◆ PROBLEM DESCRIPTION ◆
Without the pictures, set down every line of the data exactly.

————————

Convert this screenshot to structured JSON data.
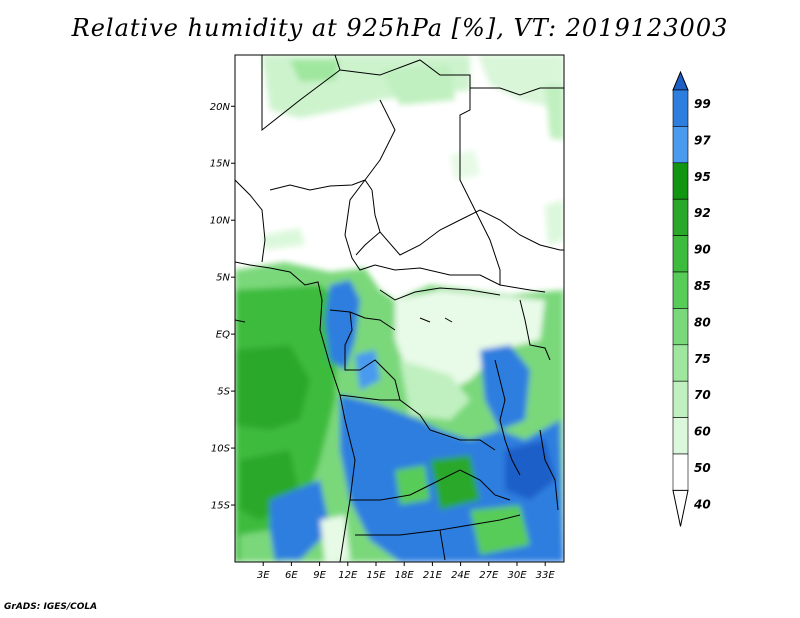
{
  "title": "Relative humidity at 925hPa [%], VT: 2019123003",
  "credit": "GrADS: IGES/COLA",
  "map": {
    "lat_range": [
      -20,
      24.5
    ],
    "lon_range": [
      0,
      35
    ],
    "lat_ticks": [
      {
        "value": 20,
        "label": "20N"
      },
      {
        "value": 15,
        "label": "15N"
      },
      {
        "value": 10,
        "label": "10N"
      },
      {
        "value": 5,
        "label": "5N"
      },
      {
        "value": 0,
        "label": "EQ"
      },
      {
        "value": -5,
        "label": "5S"
      },
      {
        "value": -10,
        "label": "10S"
      },
      {
        "value": -15,
        "label": "15S"
      }
    ],
    "lon_ticks": [
      {
        "value": 3,
        "label": "3E"
      },
      {
        "value": 6,
        "label": "6E"
      },
      {
        "value": 9,
        "label": "9E"
      },
      {
        "value": 12,
        "label": "12E"
      },
      {
        "value": 15,
        "label": "15E"
      },
      {
        "value": 18,
        "label": "18E"
      },
      {
        "value": 21,
        "label": "21E"
      },
      {
        "value": 24,
        "label": "24E"
      },
      {
        "value": 27,
        "label": "27E"
      },
      {
        "value": 30,
        "label": "30E"
      },
      {
        "value": 33,
        "label": "33E"
      }
    ]
  },
  "colorbar": {
    "levels": [
      "99",
      "97",
      "95",
      "92",
      "90",
      "85",
      "80",
      "75",
      "70",
      "60",
      "50",
      "40"
    ],
    "colors": [
      "#1f5fc8",
      "#2e7ee0",
      "#4a9af0",
      "#129612",
      "#2aa82a",
      "#3dbb3d",
      "#58cc58",
      "#7ad87a",
      "#9fe69f",
      "#c0f0c0",
      "#dcf8dc",
      "#ffffff"
    ]
  }
}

————————

◆ SOLUTION TO THE EXERCISE ◆
Convert this screenshot to structured JSON data.
{
  "title": "Relative humidity at 925hPa [%], VT: 2019123003",
  "credit": "GrADS: IGES/COLA",
  "map": {
    "lat_range": [
      -20,
      24.5
    ],
    "lon_range": [
      0,
      35
    ],
    "lat_ticks": [
      {
        "value": 20,
        "label": "20N"
      },
      {
        "value": 15,
        "label": "15N"
      },
      {
        "value": 10,
        "label": "10N"
      },
      {
        "value": 5,
        "label": "5N"
      },
      {
        "value": 0,
        "label": "EQ"
      },
      {
        "value": -5,
        "label": "5S"
      },
      {
        "value": -10,
        "label": "10S"
      },
      {
        "value": -15,
        "label": "15S"
      }
    ],
    "lon_ticks": [
      {
        "value": 3,
        "label": "3E"
      },
      {
        "value": 6,
        "label": "6E"
      },
      {
        "value": 9,
        "label": "9E"
      },
      {
        "value": 12,
        "label": "12E"
      },
      {
        "value": 15,
        "label": "15E"
      },
      {
        "value": 18,
        "label": "18E"
      },
      {
        "value": 21,
        "label": "21E"
      },
      {
        "value": 24,
        "label": "24E"
      },
      {
        "value": 27,
        "label": "27E"
      },
      {
        "value": 30,
        "label": "30E"
      },
      {
        "value": 33,
        "label": "33E"
      }
    ]
  },
  "colorbar": {
    "levels": [
      "99",
      "97",
      "95",
      "92",
      "90",
      "85",
      "80",
      "75",
      "70",
      "60",
      "50",
      "40"
    ],
    "colors": [
      "#1f5fc8",
      "#2e7ee0",
      "#4a9af0",
      "#129612",
      "#2aa82a",
      "#3dbb3d",
      "#58cc58",
      "#7ad87a",
      "#9fe69f",
      "#c0f0c0",
      "#dcf8dc",
      "#ffffff"
    ]
  }
}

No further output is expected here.